Extracts from a graphics dataset:
╔══
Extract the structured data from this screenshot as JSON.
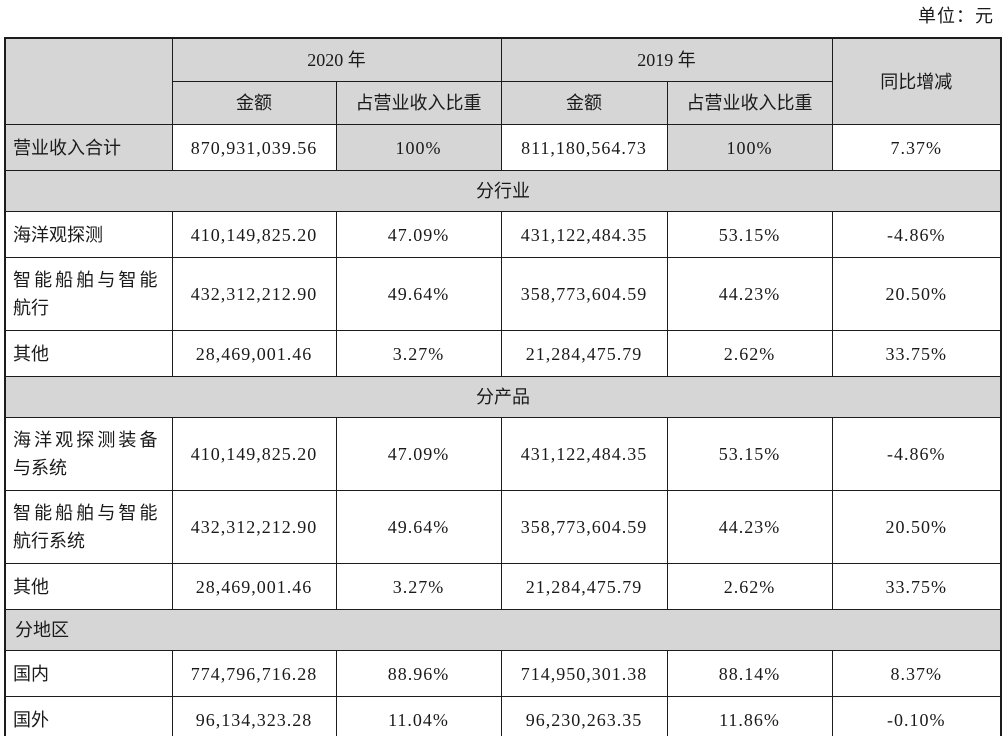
{
  "unit_label": "单位：元",
  "colors": {
    "header_bg": "#d6d6d6",
    "border": "#1c1c1c",
    "text": "#1a1a1a"
  },
  "table": {
    "header": {
      "year_groups": [
        "2020 年",
        "2019 年"
      ],
      "sub_headers": [
        "金额",
        "占营业收入比重",
        "金额",
        "占营业收入比重"
      ],
      "change_label": "同比增减"
    },
    "rows": [
      {
        "type": "data",
        "shaded": true,
        "label": "营业收入合计",
        "cells": [
          "870,931,039.56",
          "100%",
          "811,180,564.73",
          "100%",
          "7.37%"
        ]
      },
      {
        "type": "section",
        "align": "center",
        "label": "分行业"
      },
      {
        "type": "data",
        "shaded": false,
        "label": "海洋观探测",
        "cells": [
          "410,149,825.20",
          "47.09%",
          "431,122,484.35",
          "53.15%",
          "-4.86%"
        ]
      },
      {
        "type": "data",
        "shaded": false,
        "label": "智能船舶与智能\n航行",
        "cells": [
          "432,312,212.90",
          "49.64%",
          "358,773,604.59",
          "44.23%",
          "20.50%"
        ]
      },
      {
        "type": "data",
        "shaded": false,
        "label": "其他",
        "cells": [
          "28,469,001.46",
          "3.27%",
          "21,284,475.79",
          "2.62%",
          "33.75%"
        ]
      },
      {
        "type": "section",
        "align": "center",
        "label": "分产品"
      },
      {
        "type": "data",
        "shaded": false,
        "label": "海洋观探测装备\n与系统",
        "cells": [
          "410,149,825.20",
          "47.09%",
          "431,122,484.35",
          "53.15%",
          "-4.86%"
        ]
      },
      {
        "type": "data",
        "shaded": false,
        "label": "智能船舶与智能\n航行系统",
        "cells": [
          "432,312,212.90",
          "49.64%",
          "358,773,604.59",
          "44.23%",
          "20.50%"
        ]
      },
      {
        "type": "data",
        "shaded": false,
        "label": "其他",
        "cells": [
          "28,469,001.46",
          "3.27%",
          "21,284,475.79",
          "2.62%",
          "33.75%"
        ]
      },
      {
        "type": "section",
        "align": "left",
        "label": "分地区"
      },
      {
        "type": "data",
        "shaded": false,
        "label": "国内",
        "cells": [
          "774,796,716.28",
          "88.96%",
          "714,950,301.38",
          "88.14%",
          "8.37%"
        ]
      },
      {
        "type": "data",
        "shaded": false,
        "label": "国外",
        "cells": [
          "96,134,323.28",
          "11.04%",
          "96,230,263.35",
          "11.86%",
          "-0.10%"
        ]
      }
    ]
  }
}
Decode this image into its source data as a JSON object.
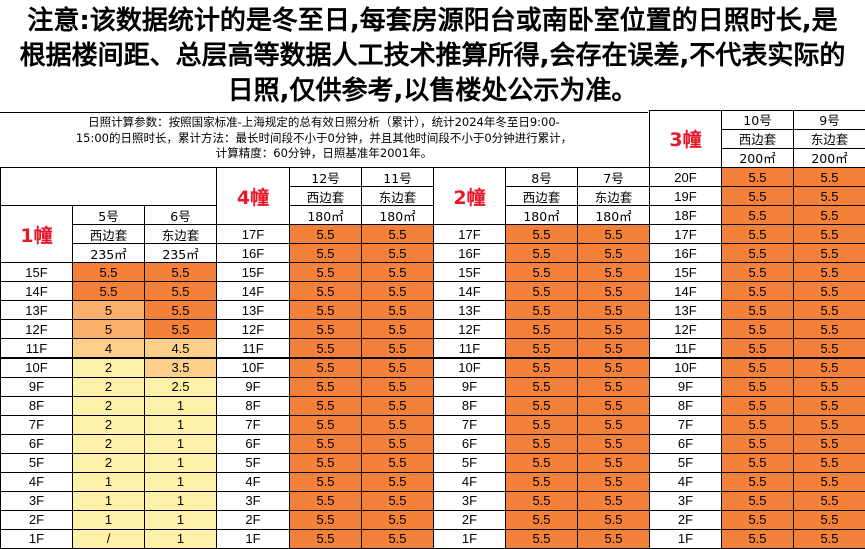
{
  "notice": {
    "line1": "注意:该数据统计的是冬至日,每套房源阳台或南卧室位置的日照时长,是",
    "line2": "根据楼间距、总层高等数据人工技术推算所得,会存在误差,不代表实际的",
    "line3": "日照,仅供参考,以售楼处公示为准。"
  },
  "params": {
    "line1": "日照计算参数：按照国家标准-上海规定的总有效日照分析（累计），统计2024年冬至日9:00-",
    "line2": "15:00的日照时长，累计方法：最长时间段不小于0分钟，并且其他时间段不小于0分钟进行累计，",
    "line3": "计算精度：60分钟，日照基准年2001年。"
  },
  "colors": {
    "low": "#fff2a8",
    "mid": "#fdd08a",
    "high": "#f8b06a",
    "highest": "#f4813a",
    "building_label": "#e8182a"
  },
  "buildings": {
    "b1": {
      "label": "1幢",
      "units": [
        {
          "no": "5号",
          "side": "西边套",
          "area": "235㎡"
        },
        {
          "no": "6号",
          "side": "东边套",
          "area": "235㎡"
        }
      ],
      "floors": [
        "15F",
        "14F",
        "13F",
        "12F",
        "11F",
        "10F",
        "9F",
        "8F",
        "7F",
        "6F",
        "5F",
        "4F",
        "3F",
        "2F",
        "1F"
      ],
      "values": [
        [
          "5.5",
          "5.5"
        ],
        [
          "5.5",
          "5.5"
        ],
        [
          "5",
          "5.5"
        ],
        [
          "5",
          "5.5"
        ],
        [
          "4",
          "4.5"
        ],
        [
          "2",
          "3.5"
        ],
        [
          "2",
          "2.5"
        ],
        [
          "2",
          "1"
        ],
        [
          "2",
          "1"
        ],
        [
          "2",
          "1"
        ],
        [
          "2",
          "1"
        ],
        [
          "1",
          "1"
        ],
        [
          "1",
          "1"
        ],
        [
          "1",
          "1"
        ],
        [
          "/",
          "1"
        ]
      ]
    },
    "b4": {
      "label": "4幢",
      "units": [
        {
          "no": "12号",
          "side": "西边套",
          "area": "180㎡"
        },
        {
          "no": "11号",
          "side": "东边套",
          "area": "180㎡"
        }
      ],
      "floors": [
        "17F",
        "16F",
        "15F",
        "14F",
        "13F",
        "12F",
        "11F",
        "10F",
        "9F",
        "8F",
        "7F",
        "6F",
        "5F",
        "4F",
        "3F",
        "2F",
        "1F"
      ]
    },
    "b2": {
      "label": "2幢",
      "units": [
        {
          "no": "8号",
          "side": "西边套",
          "area": "180㎡"
        },
        {
          "no": "7号",
          "side": "东边套",
          "area": "180㎡"
        }
      ],
      "floors": [
        "17F",
        "16F",
        "15F",
        "14F",
        "13F",
        "12F",
        "11F",
        "10F",
        "9F",
        "8F",
        "7F",
        "6F",
        "5F",
        "4F",
        "3F",
        "2F",
        "1F"
      ]
    },
    "b3": {
      "label": "3幢",
      "units": [
        {
          "no": "10号",
          "side": "西边套",
          "area": "200㎡"
        },
        {
          "no": "9号",
          "side": "东边套",
          "area": "200㎡"
        }
      ],
      "floors": [
        "20F",
        "19F",
        "18F",
        "17F",
        "16F",
        "15F",
        "14F",
        "13F",
        "12F",
        "11F",
        "10F",
        "9F",
        "8F",
        "7F",
        "6F",
        "5F",
        "4F",
        "3F",
        "2F",
        "1F"
      ]
    },
    "full_value": "5.5"
  }
}
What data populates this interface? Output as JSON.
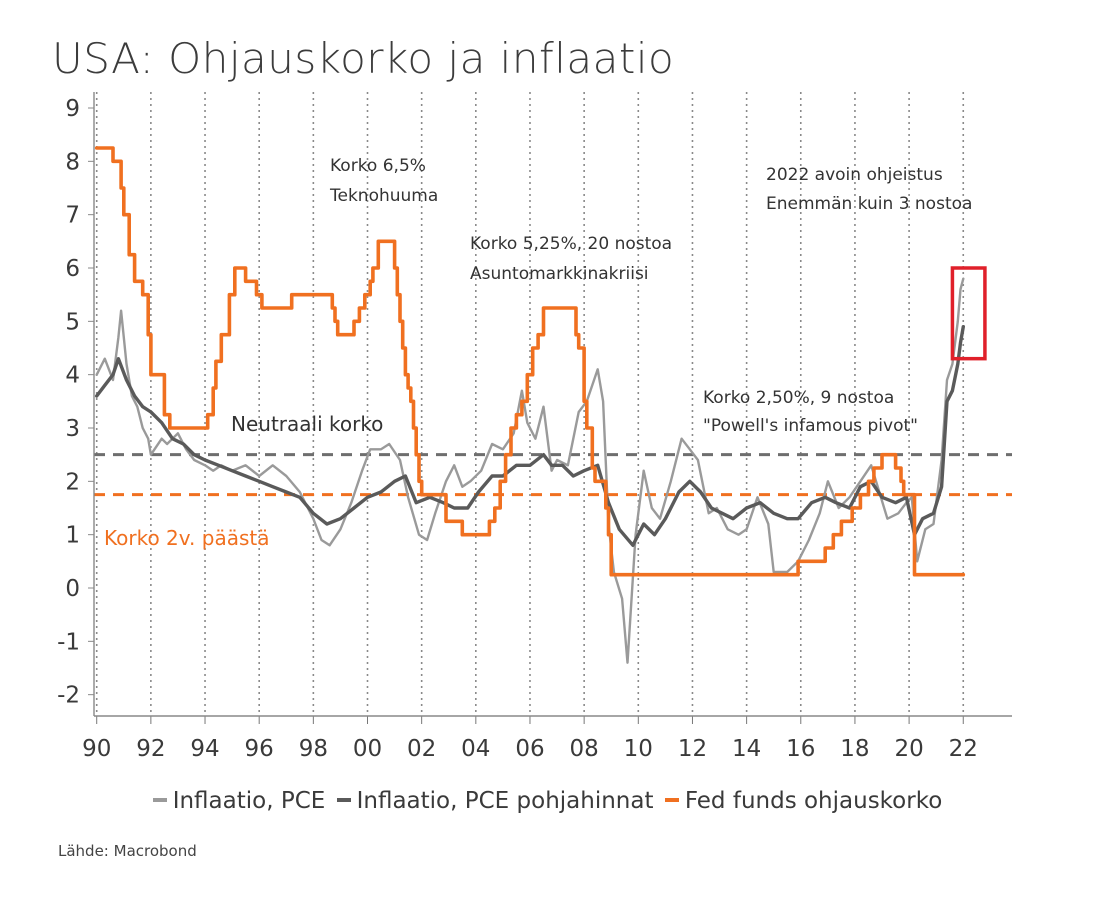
╚══
Pull out all lines from the entries above in which the word "JSON" appears.

Reply to the task:
Extract the structured data from this screenshot as JSON.
Decode this image into its source data as a JSON object.
What data populates this interface? Output as JSON.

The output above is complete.